> [The request]: Identify the lines that include the word "name", then copy all of them.

(Structured figure records)

********************

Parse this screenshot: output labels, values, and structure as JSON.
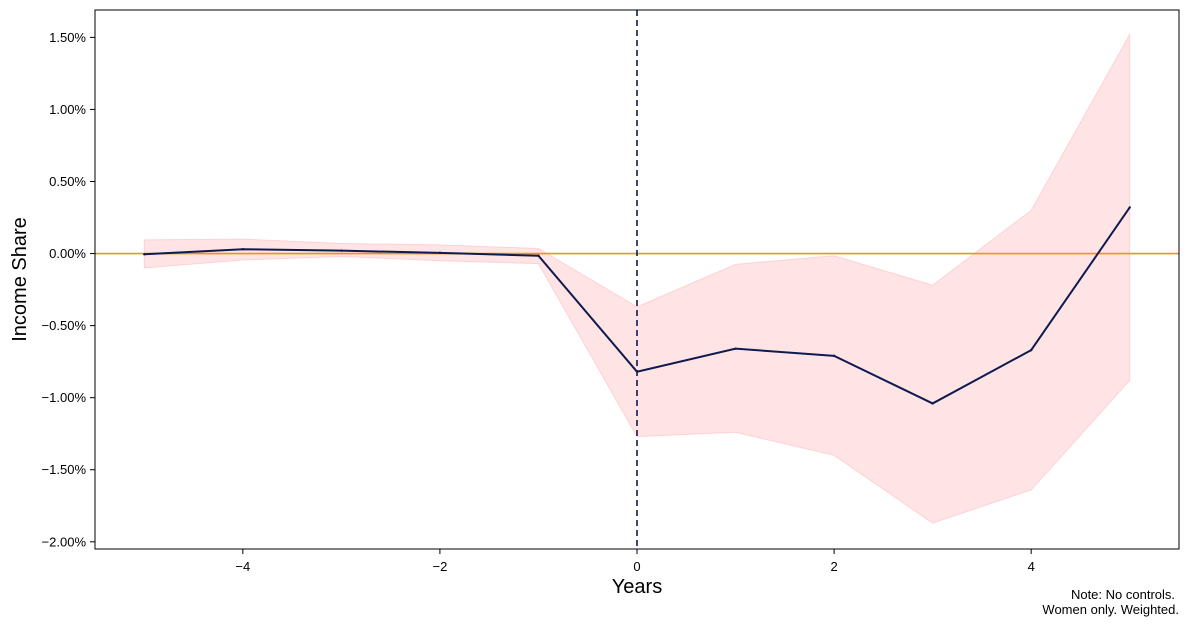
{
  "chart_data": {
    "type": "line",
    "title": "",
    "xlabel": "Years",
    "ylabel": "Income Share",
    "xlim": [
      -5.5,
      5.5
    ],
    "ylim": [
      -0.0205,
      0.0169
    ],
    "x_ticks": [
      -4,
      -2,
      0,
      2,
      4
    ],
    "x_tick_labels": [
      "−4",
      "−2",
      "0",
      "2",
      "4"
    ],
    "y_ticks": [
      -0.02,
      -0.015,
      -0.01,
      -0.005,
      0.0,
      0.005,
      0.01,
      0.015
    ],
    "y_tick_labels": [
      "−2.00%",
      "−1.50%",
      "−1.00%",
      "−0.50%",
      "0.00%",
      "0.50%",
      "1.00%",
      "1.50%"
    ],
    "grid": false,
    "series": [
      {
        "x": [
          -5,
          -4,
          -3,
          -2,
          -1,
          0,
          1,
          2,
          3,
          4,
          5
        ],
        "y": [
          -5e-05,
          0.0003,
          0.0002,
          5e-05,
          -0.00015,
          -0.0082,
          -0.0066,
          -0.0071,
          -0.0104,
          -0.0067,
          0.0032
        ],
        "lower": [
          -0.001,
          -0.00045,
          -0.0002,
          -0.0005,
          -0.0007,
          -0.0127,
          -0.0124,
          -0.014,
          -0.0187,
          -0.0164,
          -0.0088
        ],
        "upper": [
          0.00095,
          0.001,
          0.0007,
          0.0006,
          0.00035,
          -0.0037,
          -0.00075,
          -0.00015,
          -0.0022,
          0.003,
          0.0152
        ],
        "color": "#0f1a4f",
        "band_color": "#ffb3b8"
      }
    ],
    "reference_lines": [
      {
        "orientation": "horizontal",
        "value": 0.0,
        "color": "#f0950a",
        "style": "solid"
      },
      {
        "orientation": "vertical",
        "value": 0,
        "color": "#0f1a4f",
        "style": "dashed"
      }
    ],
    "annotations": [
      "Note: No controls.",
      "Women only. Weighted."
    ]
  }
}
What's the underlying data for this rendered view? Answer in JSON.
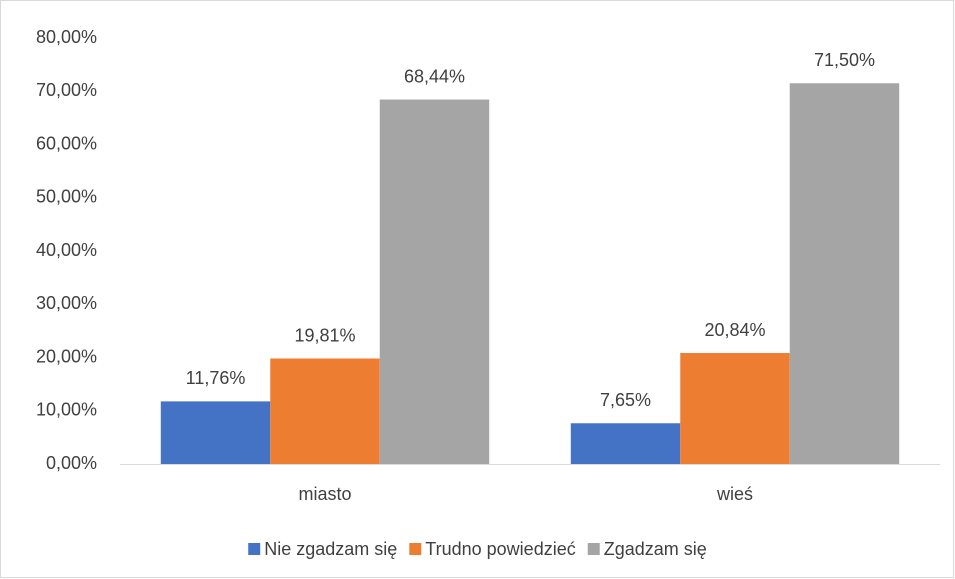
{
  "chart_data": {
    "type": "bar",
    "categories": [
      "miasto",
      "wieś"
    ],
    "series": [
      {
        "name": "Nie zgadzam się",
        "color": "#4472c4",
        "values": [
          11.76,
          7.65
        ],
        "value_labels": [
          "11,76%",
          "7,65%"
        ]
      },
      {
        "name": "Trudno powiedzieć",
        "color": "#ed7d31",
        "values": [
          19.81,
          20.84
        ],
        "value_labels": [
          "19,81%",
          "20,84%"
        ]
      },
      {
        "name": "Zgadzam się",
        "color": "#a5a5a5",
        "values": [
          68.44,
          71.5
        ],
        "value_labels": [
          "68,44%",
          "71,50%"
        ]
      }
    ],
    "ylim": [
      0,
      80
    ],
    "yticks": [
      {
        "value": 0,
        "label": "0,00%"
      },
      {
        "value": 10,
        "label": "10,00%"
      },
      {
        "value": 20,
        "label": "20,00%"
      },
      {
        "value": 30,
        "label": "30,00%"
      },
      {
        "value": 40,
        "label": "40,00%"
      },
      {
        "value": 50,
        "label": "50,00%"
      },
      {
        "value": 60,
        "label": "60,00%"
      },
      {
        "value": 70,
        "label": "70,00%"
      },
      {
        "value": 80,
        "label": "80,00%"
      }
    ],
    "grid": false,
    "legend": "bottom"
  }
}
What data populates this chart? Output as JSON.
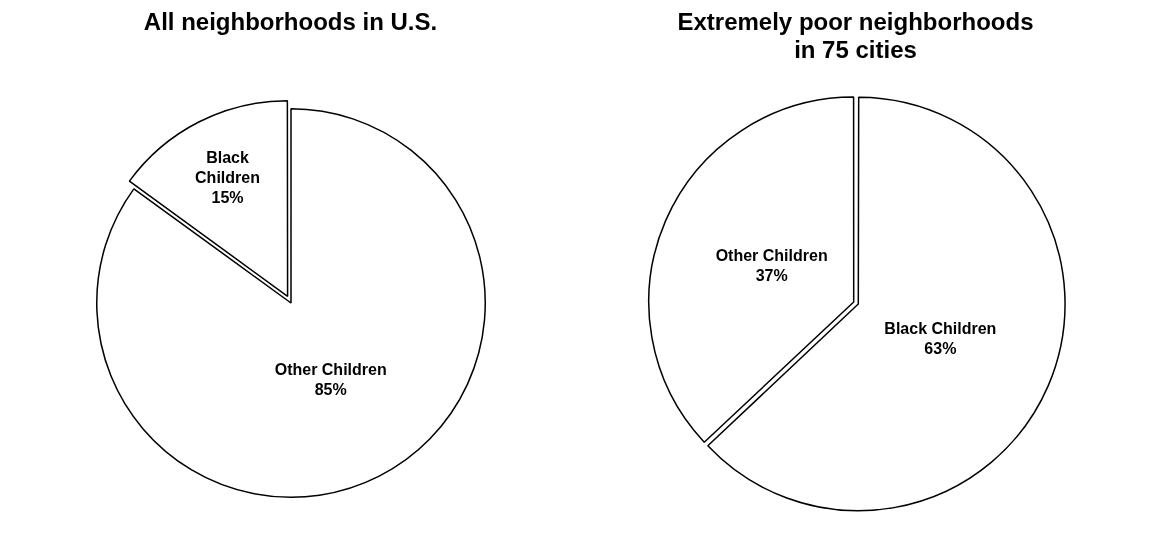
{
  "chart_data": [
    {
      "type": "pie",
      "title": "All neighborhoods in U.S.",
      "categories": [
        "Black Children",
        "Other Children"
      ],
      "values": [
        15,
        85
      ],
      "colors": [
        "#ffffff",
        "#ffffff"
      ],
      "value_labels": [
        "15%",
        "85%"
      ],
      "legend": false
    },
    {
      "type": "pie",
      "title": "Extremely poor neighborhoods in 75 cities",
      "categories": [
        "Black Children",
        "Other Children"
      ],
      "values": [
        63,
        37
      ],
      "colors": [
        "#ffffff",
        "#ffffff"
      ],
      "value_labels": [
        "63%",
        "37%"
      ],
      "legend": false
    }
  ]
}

********************

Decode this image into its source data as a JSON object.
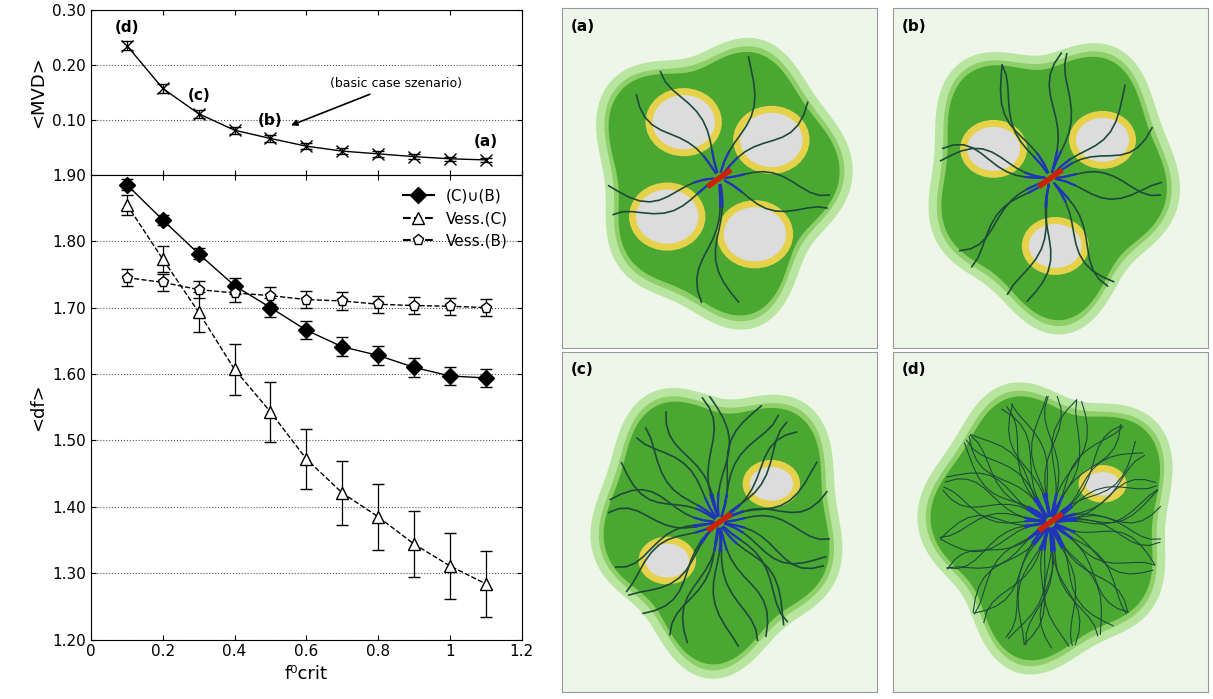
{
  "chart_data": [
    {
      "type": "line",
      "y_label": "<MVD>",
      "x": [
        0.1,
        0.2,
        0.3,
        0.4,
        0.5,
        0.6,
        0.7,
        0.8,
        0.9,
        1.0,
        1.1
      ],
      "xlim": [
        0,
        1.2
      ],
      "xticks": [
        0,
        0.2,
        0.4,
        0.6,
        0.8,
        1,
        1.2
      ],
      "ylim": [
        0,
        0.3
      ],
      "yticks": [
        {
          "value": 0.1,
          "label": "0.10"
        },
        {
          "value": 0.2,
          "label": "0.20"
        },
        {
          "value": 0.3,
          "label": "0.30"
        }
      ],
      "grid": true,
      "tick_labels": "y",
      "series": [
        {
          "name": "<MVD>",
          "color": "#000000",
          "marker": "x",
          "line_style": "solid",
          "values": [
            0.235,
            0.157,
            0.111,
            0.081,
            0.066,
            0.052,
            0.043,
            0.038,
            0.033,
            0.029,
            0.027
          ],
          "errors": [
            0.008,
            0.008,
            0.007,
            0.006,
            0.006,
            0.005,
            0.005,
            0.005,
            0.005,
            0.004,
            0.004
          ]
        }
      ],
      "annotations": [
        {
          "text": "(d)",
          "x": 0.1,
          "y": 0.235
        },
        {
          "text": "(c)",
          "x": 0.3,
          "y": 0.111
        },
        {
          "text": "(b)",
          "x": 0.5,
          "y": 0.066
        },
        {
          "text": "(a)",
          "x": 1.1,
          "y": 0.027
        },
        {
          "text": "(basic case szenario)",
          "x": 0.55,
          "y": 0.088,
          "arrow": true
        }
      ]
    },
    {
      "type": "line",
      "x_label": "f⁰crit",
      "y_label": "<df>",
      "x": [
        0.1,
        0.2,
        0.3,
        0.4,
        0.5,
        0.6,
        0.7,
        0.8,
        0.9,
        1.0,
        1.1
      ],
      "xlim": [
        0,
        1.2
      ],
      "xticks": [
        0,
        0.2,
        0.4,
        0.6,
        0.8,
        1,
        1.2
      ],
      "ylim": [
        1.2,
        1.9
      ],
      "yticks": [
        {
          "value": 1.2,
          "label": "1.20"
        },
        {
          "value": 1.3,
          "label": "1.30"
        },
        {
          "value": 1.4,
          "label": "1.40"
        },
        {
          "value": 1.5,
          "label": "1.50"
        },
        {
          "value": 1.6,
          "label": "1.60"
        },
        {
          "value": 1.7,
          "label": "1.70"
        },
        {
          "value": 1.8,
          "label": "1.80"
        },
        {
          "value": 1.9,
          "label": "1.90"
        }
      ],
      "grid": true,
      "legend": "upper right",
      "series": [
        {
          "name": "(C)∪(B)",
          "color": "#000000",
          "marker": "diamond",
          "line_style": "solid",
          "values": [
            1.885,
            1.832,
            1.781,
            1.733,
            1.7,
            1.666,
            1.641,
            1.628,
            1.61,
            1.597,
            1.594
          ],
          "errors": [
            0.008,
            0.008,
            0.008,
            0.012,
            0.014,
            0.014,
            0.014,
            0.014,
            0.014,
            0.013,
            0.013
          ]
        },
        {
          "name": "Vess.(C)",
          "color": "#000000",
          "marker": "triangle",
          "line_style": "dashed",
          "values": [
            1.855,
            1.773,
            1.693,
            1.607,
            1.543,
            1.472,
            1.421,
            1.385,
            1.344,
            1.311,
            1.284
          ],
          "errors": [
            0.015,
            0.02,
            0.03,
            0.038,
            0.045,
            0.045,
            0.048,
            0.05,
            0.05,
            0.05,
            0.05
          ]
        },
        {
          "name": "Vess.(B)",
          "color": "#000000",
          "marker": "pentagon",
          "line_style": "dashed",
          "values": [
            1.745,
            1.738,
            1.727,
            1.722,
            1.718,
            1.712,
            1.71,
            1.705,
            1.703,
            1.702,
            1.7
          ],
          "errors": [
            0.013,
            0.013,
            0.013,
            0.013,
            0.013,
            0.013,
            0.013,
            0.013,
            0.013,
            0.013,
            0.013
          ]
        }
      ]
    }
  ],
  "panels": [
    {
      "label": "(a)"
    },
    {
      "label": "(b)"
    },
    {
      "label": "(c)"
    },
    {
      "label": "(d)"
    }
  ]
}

********************

> [Result of the task]:
        "name": "Nie zgadzam się",
        "name": "Trudno powiedzieć",
        "name": "Zgadzam się",
          "name": "<MVD>",
          "name": "(C)∪(B)",
          "name": "Vess.(C)",
          "name": "Vess.(B)",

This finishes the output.